[Data entries]

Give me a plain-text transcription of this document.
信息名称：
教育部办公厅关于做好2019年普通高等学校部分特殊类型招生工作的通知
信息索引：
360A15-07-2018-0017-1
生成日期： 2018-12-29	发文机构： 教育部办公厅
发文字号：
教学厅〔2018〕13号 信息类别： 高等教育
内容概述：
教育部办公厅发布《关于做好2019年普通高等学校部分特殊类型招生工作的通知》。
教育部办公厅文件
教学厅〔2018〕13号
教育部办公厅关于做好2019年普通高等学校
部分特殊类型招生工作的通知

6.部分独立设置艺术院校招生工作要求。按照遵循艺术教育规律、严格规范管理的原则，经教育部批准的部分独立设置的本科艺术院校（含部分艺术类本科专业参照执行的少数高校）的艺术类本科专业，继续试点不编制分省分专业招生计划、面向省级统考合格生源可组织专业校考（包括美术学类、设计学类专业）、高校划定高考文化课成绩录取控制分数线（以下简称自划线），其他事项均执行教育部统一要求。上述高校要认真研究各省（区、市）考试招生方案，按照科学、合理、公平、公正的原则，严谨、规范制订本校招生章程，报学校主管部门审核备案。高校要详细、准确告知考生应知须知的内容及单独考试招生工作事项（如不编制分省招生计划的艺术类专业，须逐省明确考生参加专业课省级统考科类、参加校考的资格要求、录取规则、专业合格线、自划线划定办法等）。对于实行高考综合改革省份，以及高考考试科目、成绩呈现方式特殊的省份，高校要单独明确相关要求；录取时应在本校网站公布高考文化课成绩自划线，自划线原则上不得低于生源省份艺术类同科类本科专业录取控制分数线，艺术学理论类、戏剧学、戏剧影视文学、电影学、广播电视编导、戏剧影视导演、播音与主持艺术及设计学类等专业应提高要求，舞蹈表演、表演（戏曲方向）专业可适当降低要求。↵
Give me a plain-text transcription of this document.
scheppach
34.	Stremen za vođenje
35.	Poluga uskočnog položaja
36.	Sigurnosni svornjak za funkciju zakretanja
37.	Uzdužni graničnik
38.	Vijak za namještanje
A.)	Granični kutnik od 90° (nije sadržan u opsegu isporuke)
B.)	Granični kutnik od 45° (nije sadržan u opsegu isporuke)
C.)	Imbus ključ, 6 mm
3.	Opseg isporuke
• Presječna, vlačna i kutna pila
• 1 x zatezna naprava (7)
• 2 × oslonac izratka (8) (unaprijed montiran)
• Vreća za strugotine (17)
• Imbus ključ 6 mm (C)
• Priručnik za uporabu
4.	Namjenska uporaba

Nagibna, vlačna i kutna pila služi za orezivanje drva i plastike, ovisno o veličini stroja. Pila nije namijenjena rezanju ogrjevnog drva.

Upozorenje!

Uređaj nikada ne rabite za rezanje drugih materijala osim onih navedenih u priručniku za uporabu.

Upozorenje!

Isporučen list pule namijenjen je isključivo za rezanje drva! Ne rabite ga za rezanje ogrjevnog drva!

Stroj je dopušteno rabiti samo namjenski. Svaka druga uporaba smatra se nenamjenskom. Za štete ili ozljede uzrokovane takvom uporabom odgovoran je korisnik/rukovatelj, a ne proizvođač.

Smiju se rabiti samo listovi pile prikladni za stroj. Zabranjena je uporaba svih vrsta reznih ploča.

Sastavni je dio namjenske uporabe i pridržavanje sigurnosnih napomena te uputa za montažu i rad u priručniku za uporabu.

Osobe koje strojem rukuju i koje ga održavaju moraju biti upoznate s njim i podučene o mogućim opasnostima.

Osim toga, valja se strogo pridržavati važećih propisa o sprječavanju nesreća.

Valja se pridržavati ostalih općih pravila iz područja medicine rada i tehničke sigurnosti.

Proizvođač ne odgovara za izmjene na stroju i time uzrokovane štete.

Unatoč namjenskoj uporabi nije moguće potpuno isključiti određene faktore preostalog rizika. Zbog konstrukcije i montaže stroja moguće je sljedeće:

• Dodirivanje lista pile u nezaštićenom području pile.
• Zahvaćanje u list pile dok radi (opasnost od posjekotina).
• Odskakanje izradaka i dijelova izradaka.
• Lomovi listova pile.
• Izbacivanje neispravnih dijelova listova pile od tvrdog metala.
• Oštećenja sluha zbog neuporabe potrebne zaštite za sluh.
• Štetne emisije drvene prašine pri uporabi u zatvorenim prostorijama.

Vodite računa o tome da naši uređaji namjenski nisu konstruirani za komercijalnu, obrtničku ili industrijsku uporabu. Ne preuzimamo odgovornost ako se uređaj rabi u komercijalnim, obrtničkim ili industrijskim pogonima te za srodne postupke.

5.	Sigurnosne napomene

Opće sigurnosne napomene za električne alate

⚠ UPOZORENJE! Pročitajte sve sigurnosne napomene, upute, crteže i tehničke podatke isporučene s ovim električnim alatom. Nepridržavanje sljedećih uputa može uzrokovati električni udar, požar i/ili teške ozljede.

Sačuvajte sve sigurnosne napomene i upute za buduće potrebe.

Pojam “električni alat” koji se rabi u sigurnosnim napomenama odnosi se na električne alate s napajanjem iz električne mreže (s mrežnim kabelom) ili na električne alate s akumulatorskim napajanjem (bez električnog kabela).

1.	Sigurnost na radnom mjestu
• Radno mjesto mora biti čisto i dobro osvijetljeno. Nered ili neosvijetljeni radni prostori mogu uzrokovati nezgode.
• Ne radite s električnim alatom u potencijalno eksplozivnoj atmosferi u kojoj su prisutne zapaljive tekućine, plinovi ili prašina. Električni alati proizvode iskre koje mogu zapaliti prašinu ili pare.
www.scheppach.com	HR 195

● **Required task**
Every line above should be written out again exactly as it stands.

● **Solution**
Give me a plain-text transcription of this document.
信息名称：
教育部办公厅关于做好2019年普通高等学校部分特殊类型招生工作的通知
信息索引：
360A15-07-2018-0017-1
生成日期： 2018-12-29	发文机构： 教育部办公厅
发文字号：
教学厅〔2018〕13号 信息类别： 高等教育
内容概述：
教育部办公厅发布《关于做好2019年普通高等学校部分特殊类型招生工作的通知》。
教育部办公厅文件
教学厅〔2018〕13号
教育部办公厅关于做好2019年普通高等学校
部分特殊类型招生工作的通知

6.部分独立设置艺术院校招生工作要求。按照遵循艺术教育规律、严格规范管理的原则，经教育部批准的部分独立设置的本科艺术院校（含部分艺术类本科专业参照执行的少数高校）的艺术类本科专业，继续试点不编制分省分专业招生计划、面向省级统考合格生源可组织专业校考（包括美术学类、设计学类专业）、高校划定高考文化课成绩录取控制分数线（以下简称自划线），其他事项均执行教育部统一要求。上述高校要认真研究各省（区、市）考试招生方案，按照科学、合理、公平、公正的原则，严谨、规范制订本校招生章程，报学校主管部门审核备案。高校要详细、准确告知考生应知须知的内容及单独考试招生工作事项（如不编制分省招生计划的艺术类专业，须逐省明确考生参加专业课省级统考科类、参加校考的资格要求、录取规则、专业合格线、自划线划定办法等）。对于实行高考综合改革省份，以及高考考试科目、成绩呈现方式特殊的省份，高校要单独明确相关要求；录取时应在本校网站公布高考文化课成绩自划线，自划线原则上不得低于生源省份艺术类同科类本科专业录取控制分数线，艺术学理论类、戏剧学、戏剧影视文学、电影学、广播电视编导、戏剧影视导演、播音与主持艺术及设计学类等专业应提高要求，舞蹈表演、表演（戏曲方向）专业可适当降低要求。↵
Give me a plain-text transcription of this document.
scheppach
34.	Stremen za vođenje
35.	Poluga uskočnog položaja
36.	Sigurnosni svornjak za funkciju zakretanja
37.	Uzdužni graničnik
38.	Vijak za namještanje
A.)	Granični kutnik od 90° (nije sadržan u opsegu isporuke)
B.)	Granični kutnik od 45° (nije sadržan u opsegu isporuke)
C.)	Imbus ključ, 6 mm
3.	Opseg isporuke
• Presječna, vlačna i kutna pila
• 1 x zatezna naprava (7)
• 2 × oslonac izratka (8) (unaprijed montiran)
• Vreća za strugotine (17)
• Imbus ključ 6 mm (C)
• Priručnik za uporabu
4.	Namjenska uporaba

Nagibna, vlačna i kutna pila služi za orezivanje drva i plastike, ovisno o veličini stroja. Pila nije namijenjena rezanju ogrjevnog drva.

Upozorenje!

Uređaj nikada ne rabite za rezanje drugih materijala osim onih navedenih u priručniku za uporabu.

Upozorenje!

Isporučen list pule namijenjen je isključivo za rezanje drva! Ne rabite ga za rezanje ogrjevnog drva!

Stroj je dopušteno rabiti samo namjenski. Svaka druga uporaba smatra se nenamjenskom. Za štete ili ozljede uzrokovane takvom uporabom odgovoran je korisnik/rukovatelj, a ne proizvođač.

Smiju se rabiti samo listovi pile prikladni za stroj. Zabranjena je uporaba svih vrsta reznih ploča.

Sastavni je dio namjenske uporabe i pridržavanje sigurnosnih napomena te uputa za montažu i rad u priručniku za uporabu.

Osobe koje strojem rukuju i koje ga održavaju moraju biti upoznate s njim i podučene o mogućim opasnostima.

Osim toga, valja se strogo pridržavati važećih propisa o sprječavanju nesreća.

Valja se pridržavati ostalih općih pravila iz područja medicine rada i tehničke sigurnosti.

Proizvođač ne odgovara za izmjene na stroju i time uzrokovane štete.

Unatoč namjenskoj uporabi nije moguće potpuno isključiti određene faktore preostalog rizika. Zbog konstrukcije i montaže stroja moguće je sljedeće:

• Dodirivanje lista pile u nezaštićenom području pile.
• Zahvaćanje u list pile dok radi (opasnost od posjekotina).
• Odskakanje izradaka i dijelova izradaka.
• Lomovi listova pile.
• Izbacivanje neispravnih dijelova listova pile od tvrdog metala.
• Oštećenja sluha zbog neuporabe potrebne zaštite za sluh.
• Štetne emisije drvene prašine pri uporabi u zatvorenim prostorijama.

Vodite računa o tome da naši uređaji namjenski nisu konstruirani za komercijalnu, obrtničku ili industrijsku uporabu. Ne preuzimamo odgovornost ako se uređaj rabi u komercijalnim, obrtničkim ili industrijskim pogonima te za srodne postupke.

5.	Sigurnosne napomene

Opće sigurnosne napomene za električne alate

⚠ UPOZORENJE! Pročitajte sve sigurnosne napomene, upute, crteže i tehničke podatke isporučene s ovim električnim alatom. Nepridržavanje sljedećih uputa može uzrokovati električni udar, požar i/ili teške ozljede.

Sačuvajte sve sigurnosne napomene i upute za buduće potrebe.

Pojam “električni alat” koji se rabi u sigurnosnim napomenama odnosi se na električne alate s napajanjem iz električne mreže (s mrežnim kabelom) ili na električne alate s akumulatorskim napajanjem (bez električnog kabela).

1.	Sigurnost na radnom mjestu
• Radno mjesto mora biti čisto i dobro osvijetljeno. Nered ili neosvijetljeni radni prostori mogu uzrokovati nezgode.
• Ne radite s električnim alatom u potencijalno eksplozivnoj atmosferi u kojoj su prisutne zapaljive tekućine, plinovi ili prašina. Električni alati proizvode iskre koje mogu zapaliti prašinu ili pare.
www.scheppach.com	HR 195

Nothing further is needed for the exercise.